* start Records for this task *

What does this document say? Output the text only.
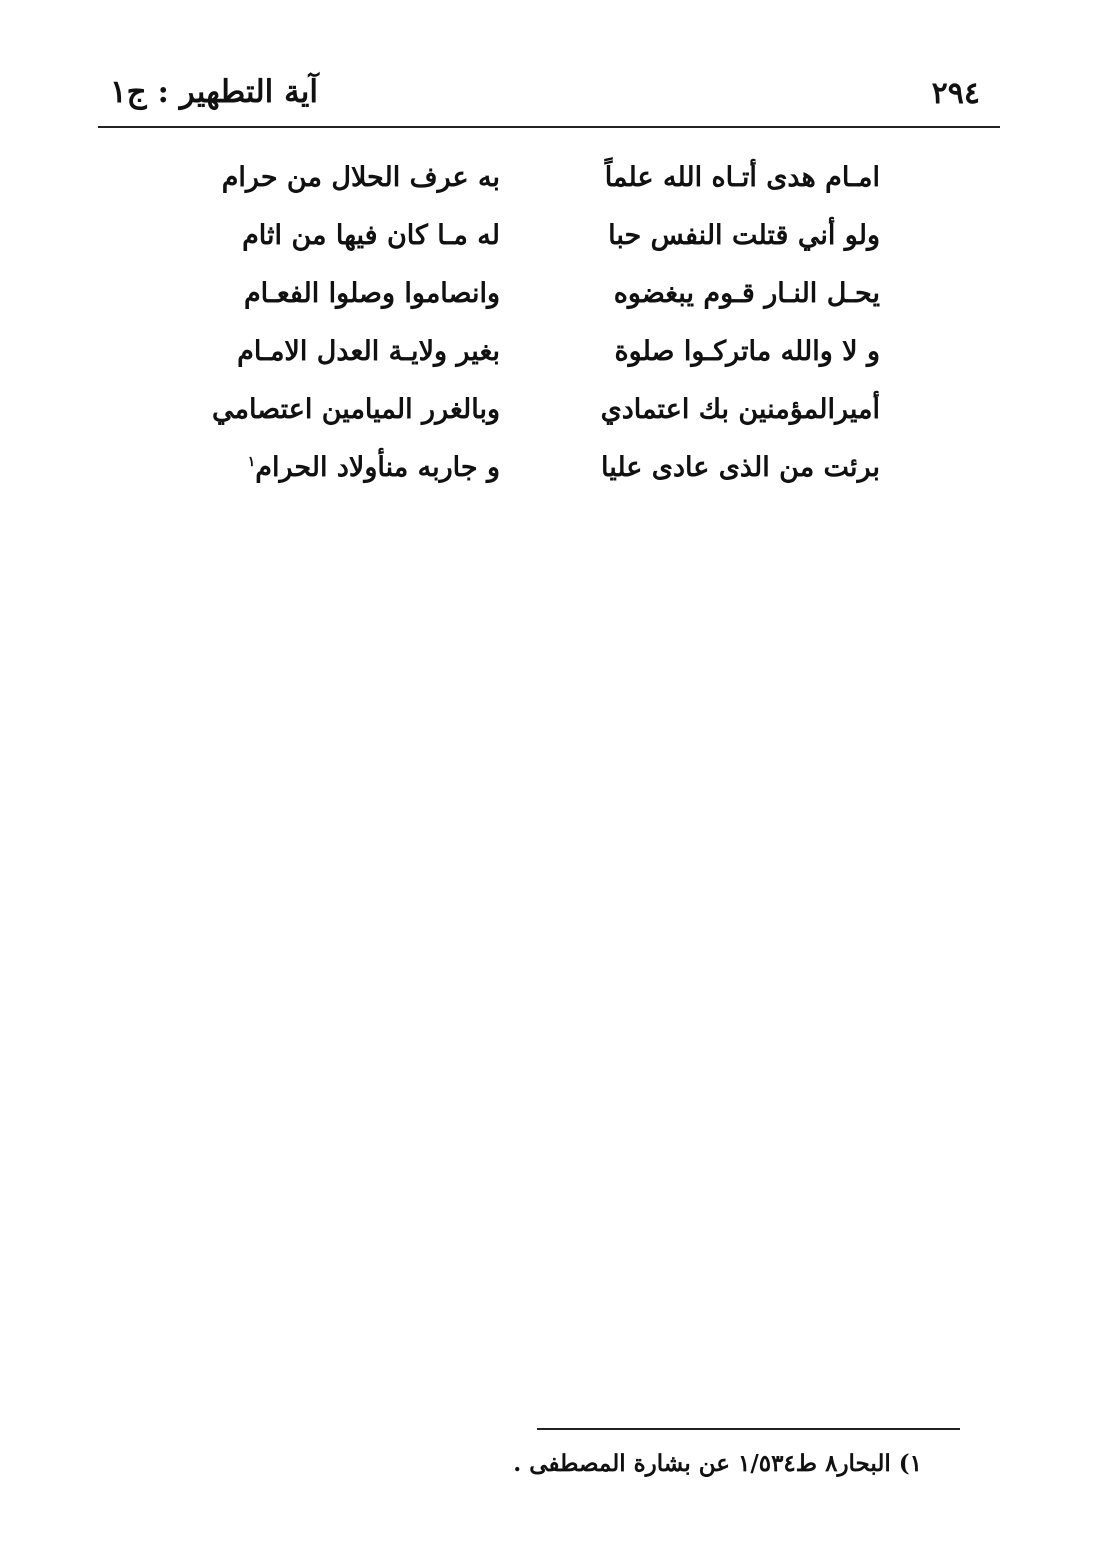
٢٩٤
آية التطهير : ج١
امـام هدى أتـاه الله علماً
به عرف الحلال من حرام
ولو أني قتلت النفس حبا
له مـا كان فيها من اثام
يحـل النـار قـوم يبغضوه
وانصاموا وصلوا الفعـام
و لا والله ماتركـوا صلوة
بغير ولايـة العدل الامـام
أميرالمؤمنين بك اعتمادي
وبالغرر الميامين اعتصامي
برئت من الذى عادى عليا
و جاربه منأولاد الحرام$^١$
١) البحار٨ ط١/٥٣٤ عن بشارة المصطفى .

* end Records for this task *

**Problem to solve**
From the listing above, print every entry precisely and drop the pictures.

**The result**
What does this document say? Output the text only.
٢٩٤
آية التطهير : ج١
امـام هدى أتـاه الله علماً
به عرف الحلال من حرام
ولو أني قتلت النفس حبا
له مـا كان فيها من اثام
يحـل النـار قـوم يبغضوه
وانصاموا وصلوا الفعـام
و لا والله ماتركـوا صلوة
بغير ولايـة العدل الامـام
أميرالمؤمنين بك اعتمادي
وبالغرر الميامين اعتصامي
برئت من الذى عادى عليا
و جاربه منأولاد الحرام$^١$
١) البحار٨ ط١/٥٣٤ عن بشارة المصطفى .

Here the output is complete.